**Requirement:**
What is the number of lines containing the word "NOSOTROS"? Please answer with that number and nothing more.

**Provided records:**
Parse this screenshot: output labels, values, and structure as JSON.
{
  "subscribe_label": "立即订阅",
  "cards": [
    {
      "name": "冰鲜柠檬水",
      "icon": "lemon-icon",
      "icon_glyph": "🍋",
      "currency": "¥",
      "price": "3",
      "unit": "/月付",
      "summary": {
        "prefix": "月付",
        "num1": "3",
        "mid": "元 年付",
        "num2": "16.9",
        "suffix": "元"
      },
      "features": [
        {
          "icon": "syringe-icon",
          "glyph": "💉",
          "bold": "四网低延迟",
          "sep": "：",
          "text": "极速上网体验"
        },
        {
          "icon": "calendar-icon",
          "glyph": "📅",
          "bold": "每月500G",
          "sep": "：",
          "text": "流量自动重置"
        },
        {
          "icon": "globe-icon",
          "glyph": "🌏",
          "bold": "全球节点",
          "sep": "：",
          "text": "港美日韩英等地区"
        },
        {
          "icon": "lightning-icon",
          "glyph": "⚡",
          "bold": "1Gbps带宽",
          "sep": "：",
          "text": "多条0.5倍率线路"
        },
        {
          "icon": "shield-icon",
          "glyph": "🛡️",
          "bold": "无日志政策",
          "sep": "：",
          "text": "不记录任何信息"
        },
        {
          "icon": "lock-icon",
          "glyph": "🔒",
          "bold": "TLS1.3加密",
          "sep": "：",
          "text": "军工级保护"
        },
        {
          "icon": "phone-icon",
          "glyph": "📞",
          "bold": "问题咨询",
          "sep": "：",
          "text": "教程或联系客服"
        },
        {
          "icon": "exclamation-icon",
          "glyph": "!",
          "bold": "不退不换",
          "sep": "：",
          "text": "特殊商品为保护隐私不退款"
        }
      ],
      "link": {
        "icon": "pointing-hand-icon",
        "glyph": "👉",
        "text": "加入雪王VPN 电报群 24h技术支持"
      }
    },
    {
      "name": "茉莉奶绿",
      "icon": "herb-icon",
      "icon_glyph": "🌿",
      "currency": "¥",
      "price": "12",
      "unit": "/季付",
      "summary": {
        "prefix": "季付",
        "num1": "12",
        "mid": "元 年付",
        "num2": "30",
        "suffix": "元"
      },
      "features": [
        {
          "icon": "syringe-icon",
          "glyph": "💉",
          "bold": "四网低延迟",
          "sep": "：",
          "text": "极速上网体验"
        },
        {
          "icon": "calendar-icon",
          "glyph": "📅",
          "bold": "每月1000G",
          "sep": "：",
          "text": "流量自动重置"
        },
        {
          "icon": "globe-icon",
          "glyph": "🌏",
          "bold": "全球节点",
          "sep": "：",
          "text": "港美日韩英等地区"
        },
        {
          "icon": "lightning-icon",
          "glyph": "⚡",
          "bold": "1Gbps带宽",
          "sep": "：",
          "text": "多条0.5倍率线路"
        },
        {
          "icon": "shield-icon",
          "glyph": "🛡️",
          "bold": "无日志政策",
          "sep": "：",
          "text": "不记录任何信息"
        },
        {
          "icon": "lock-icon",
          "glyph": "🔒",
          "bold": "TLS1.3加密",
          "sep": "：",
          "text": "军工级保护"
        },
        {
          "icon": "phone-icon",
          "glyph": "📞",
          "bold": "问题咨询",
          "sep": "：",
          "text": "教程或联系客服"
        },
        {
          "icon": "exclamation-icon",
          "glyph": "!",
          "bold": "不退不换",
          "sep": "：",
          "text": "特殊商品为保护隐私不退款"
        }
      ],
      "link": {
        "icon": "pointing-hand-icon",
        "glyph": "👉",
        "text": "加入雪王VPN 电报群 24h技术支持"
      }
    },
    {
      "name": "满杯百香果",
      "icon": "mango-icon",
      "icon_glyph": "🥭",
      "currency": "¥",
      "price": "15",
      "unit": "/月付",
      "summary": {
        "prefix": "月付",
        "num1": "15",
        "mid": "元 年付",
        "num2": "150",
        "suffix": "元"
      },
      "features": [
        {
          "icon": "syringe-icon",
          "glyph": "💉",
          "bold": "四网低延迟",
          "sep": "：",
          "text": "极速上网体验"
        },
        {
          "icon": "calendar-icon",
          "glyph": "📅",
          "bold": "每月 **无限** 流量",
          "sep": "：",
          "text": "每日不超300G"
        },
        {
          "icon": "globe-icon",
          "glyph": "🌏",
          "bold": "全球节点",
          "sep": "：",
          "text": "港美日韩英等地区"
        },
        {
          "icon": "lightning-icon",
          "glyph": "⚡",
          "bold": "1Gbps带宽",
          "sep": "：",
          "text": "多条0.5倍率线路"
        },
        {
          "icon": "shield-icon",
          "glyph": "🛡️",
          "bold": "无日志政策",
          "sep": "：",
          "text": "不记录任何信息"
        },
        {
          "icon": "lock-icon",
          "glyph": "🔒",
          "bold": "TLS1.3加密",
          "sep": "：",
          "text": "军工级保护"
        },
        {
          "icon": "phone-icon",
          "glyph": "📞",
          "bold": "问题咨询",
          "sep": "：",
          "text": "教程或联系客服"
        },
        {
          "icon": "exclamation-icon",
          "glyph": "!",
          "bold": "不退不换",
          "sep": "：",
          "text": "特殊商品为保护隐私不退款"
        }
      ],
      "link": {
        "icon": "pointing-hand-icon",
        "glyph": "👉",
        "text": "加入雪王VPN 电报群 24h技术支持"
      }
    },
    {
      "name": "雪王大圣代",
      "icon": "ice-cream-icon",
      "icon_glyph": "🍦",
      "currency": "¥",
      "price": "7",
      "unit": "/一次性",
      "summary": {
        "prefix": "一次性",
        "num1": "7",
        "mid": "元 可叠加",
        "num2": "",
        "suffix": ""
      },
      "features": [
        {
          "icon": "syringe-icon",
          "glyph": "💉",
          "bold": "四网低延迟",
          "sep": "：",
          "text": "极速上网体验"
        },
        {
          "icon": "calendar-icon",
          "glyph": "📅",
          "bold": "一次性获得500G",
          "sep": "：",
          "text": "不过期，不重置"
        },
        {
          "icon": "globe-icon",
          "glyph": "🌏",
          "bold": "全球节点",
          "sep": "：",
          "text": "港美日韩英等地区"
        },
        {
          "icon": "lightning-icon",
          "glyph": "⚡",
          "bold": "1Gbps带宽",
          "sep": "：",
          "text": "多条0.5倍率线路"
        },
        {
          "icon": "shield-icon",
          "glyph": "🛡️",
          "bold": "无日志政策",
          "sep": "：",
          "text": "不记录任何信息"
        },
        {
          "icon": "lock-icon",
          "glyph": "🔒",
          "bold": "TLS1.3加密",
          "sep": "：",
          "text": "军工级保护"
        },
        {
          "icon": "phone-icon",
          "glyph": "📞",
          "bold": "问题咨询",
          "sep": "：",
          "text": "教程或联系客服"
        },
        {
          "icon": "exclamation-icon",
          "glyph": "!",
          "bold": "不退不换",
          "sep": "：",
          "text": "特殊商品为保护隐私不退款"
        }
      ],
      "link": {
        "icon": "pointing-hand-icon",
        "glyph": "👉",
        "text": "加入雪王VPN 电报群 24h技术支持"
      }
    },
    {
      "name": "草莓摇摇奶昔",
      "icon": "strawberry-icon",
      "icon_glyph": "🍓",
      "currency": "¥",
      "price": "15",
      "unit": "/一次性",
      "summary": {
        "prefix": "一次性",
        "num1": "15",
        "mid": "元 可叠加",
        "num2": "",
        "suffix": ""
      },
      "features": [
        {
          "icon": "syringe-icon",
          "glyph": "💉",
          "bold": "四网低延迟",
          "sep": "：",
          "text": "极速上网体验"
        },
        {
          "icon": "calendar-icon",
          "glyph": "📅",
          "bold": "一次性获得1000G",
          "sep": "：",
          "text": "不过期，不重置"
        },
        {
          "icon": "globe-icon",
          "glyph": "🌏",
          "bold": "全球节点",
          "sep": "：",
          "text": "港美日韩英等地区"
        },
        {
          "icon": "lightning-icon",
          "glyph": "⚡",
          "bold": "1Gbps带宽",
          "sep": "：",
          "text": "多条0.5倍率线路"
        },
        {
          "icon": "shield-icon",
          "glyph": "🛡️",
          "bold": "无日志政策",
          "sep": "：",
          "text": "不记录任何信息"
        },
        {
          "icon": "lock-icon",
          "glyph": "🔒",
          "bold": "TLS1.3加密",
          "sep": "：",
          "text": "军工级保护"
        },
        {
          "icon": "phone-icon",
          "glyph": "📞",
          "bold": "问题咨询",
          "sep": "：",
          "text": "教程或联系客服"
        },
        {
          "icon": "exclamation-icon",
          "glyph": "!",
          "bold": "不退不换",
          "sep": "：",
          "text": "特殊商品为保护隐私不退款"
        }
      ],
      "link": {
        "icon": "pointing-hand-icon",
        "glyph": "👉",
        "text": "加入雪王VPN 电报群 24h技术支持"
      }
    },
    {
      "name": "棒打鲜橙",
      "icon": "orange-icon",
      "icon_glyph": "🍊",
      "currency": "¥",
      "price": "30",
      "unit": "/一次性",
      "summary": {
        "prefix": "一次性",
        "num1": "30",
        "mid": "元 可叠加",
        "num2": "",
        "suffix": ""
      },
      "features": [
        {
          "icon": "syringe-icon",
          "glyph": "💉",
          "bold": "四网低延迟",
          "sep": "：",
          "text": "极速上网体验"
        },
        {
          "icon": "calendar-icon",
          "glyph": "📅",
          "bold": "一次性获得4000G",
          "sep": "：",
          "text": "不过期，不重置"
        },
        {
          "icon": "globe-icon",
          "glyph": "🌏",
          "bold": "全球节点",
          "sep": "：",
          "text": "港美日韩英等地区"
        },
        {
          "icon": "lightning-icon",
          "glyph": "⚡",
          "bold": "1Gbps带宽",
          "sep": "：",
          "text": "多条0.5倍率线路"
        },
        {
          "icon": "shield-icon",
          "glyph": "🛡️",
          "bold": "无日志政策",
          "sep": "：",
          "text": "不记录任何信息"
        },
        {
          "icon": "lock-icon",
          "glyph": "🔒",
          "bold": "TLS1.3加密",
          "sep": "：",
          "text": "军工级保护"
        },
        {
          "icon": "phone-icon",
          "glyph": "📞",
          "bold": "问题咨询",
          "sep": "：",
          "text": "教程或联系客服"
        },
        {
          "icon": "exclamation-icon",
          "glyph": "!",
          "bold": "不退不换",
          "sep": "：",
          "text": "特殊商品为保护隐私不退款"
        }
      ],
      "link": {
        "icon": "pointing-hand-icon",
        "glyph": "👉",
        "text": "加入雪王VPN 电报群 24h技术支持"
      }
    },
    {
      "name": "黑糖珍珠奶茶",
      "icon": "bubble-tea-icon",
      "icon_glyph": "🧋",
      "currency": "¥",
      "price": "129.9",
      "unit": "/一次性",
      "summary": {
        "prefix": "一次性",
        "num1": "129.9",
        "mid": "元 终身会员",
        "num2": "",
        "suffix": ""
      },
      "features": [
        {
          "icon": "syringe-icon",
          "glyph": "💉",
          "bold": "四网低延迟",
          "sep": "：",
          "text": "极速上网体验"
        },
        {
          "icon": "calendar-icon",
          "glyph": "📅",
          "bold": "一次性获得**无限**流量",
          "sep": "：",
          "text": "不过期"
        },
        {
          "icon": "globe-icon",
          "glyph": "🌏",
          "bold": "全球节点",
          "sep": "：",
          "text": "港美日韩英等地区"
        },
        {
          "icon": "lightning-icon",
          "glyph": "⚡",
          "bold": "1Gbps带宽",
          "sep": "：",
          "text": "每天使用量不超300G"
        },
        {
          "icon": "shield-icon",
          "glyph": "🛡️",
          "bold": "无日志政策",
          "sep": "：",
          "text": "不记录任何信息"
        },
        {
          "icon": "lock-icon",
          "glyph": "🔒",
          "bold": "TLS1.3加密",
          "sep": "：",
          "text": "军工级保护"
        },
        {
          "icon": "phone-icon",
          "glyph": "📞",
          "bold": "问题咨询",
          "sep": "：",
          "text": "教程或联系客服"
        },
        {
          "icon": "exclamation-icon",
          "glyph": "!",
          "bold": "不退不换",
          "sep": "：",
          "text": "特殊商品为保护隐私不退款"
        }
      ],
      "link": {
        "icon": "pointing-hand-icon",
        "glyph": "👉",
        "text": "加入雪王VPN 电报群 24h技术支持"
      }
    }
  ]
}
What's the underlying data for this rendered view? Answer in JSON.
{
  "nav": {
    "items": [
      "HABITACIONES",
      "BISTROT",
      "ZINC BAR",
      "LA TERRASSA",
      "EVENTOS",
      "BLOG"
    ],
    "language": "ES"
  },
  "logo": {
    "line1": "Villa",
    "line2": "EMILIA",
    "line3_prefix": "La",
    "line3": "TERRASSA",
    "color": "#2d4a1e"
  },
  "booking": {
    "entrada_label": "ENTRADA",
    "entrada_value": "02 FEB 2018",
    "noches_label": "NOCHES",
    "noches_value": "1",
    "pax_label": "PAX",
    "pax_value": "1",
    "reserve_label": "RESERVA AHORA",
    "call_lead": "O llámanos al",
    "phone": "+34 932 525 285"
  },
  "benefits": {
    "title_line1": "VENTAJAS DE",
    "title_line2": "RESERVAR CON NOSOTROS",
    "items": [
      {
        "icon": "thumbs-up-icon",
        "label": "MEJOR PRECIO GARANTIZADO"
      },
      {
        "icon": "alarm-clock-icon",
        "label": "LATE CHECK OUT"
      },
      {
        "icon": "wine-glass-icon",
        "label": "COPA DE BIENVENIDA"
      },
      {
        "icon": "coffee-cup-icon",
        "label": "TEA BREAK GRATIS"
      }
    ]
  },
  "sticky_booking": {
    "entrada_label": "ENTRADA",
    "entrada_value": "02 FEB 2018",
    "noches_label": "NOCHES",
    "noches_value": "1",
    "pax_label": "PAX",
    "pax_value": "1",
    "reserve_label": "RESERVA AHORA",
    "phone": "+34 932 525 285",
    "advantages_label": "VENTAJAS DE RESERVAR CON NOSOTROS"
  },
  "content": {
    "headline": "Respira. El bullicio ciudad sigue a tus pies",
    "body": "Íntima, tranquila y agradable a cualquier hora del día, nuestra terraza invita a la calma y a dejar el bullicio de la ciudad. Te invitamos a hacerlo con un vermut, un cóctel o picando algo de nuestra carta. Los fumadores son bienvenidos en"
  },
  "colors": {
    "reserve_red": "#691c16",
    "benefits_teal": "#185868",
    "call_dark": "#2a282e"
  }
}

**Response:**
2